- Work instructions
Search the records below for the word "energetického". Pull out each line that has it.
━━━━━━━━━━
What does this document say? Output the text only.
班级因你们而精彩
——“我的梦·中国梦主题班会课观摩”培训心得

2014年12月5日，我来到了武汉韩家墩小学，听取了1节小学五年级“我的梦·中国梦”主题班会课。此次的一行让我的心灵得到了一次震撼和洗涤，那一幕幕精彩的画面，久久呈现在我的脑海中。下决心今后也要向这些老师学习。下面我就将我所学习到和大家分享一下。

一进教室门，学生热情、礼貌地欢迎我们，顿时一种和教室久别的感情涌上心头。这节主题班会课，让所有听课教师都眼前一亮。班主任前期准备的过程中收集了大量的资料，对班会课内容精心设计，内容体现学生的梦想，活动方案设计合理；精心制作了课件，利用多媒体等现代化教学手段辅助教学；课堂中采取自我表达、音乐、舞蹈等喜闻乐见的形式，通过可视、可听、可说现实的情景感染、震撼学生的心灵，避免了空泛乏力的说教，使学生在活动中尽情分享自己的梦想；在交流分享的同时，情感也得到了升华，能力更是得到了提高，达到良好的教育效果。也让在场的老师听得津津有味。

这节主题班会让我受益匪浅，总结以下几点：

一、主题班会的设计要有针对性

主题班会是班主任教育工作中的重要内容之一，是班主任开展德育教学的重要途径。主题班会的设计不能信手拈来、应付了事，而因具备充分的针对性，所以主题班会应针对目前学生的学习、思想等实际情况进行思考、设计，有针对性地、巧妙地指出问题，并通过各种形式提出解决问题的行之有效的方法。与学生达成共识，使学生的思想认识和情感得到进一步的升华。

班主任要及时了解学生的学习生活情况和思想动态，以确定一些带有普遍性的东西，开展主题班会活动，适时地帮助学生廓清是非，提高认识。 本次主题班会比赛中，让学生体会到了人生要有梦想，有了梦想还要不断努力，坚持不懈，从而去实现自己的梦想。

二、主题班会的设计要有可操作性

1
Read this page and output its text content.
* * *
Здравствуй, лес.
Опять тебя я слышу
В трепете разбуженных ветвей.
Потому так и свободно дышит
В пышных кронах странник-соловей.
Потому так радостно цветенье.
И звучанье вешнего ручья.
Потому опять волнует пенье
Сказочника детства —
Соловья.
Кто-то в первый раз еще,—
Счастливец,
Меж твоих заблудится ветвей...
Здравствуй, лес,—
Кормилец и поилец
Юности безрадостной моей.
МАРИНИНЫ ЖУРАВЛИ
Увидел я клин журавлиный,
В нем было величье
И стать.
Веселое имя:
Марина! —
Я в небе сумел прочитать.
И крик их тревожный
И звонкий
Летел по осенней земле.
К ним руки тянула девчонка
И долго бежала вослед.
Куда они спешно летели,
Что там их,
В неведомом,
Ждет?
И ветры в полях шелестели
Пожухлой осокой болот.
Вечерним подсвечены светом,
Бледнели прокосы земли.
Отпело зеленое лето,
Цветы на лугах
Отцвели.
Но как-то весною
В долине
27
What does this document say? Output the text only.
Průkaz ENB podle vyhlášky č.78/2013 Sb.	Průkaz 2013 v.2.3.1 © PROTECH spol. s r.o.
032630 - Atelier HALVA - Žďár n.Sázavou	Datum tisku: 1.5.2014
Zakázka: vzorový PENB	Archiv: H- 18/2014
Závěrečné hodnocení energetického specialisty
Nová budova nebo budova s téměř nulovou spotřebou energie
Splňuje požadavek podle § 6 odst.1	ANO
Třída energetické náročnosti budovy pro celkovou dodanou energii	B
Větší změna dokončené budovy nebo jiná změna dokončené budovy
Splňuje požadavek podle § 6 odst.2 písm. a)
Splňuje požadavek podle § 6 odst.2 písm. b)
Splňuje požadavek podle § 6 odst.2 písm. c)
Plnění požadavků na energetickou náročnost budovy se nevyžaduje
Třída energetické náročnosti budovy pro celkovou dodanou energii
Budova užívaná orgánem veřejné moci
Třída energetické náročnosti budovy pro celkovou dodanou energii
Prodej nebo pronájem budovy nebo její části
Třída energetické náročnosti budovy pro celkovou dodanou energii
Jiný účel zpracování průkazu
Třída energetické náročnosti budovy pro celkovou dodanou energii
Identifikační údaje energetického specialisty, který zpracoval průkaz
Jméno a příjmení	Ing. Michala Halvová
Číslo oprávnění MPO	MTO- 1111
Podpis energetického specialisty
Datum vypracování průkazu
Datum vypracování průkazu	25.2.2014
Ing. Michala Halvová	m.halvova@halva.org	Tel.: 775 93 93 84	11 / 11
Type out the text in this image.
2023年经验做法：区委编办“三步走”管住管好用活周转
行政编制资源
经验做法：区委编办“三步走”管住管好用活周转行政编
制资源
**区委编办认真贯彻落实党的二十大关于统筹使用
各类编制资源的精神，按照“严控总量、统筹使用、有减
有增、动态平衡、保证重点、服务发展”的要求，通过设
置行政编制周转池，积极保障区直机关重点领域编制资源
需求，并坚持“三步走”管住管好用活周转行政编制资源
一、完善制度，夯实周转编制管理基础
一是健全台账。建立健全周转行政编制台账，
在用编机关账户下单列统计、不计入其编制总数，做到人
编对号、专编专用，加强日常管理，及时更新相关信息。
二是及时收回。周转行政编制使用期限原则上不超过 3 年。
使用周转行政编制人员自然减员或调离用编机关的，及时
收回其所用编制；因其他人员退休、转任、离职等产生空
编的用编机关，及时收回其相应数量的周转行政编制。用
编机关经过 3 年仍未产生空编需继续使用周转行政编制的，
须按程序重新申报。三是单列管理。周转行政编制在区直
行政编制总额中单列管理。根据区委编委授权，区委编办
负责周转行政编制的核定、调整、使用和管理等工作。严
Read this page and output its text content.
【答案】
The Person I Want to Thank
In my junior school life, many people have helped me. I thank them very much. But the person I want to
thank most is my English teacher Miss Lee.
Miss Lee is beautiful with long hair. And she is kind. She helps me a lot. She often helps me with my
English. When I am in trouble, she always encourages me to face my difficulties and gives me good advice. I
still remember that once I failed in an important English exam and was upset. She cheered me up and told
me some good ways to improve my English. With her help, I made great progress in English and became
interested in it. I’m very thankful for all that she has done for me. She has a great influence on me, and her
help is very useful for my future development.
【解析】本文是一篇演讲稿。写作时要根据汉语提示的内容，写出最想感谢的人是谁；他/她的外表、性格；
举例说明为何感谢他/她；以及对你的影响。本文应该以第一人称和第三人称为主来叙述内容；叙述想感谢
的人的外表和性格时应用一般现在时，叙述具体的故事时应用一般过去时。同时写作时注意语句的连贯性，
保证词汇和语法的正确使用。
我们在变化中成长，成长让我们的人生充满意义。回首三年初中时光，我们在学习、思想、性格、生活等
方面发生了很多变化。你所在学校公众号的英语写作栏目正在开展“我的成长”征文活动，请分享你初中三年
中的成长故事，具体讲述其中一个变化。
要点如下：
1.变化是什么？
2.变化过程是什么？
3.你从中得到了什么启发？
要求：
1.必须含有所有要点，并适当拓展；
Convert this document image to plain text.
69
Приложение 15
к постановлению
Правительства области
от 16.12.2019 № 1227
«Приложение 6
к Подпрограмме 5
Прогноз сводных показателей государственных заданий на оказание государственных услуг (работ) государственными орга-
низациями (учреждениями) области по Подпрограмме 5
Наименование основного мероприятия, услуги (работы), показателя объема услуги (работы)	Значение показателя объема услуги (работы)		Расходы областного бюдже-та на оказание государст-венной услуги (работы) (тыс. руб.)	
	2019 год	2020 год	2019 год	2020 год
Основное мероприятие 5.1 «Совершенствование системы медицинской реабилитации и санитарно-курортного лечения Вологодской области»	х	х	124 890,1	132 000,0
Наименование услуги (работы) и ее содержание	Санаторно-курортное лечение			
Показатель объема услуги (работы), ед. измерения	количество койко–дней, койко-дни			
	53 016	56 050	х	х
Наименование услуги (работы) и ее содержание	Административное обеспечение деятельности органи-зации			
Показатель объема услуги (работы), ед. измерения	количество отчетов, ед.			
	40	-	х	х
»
━━━━━━━━━━
- Correct output
Závěrečné hodnocení energetického specialisty
Identifikační údaje energetického specialisty, který zpracoval průkaz
Podpis energetického specialisty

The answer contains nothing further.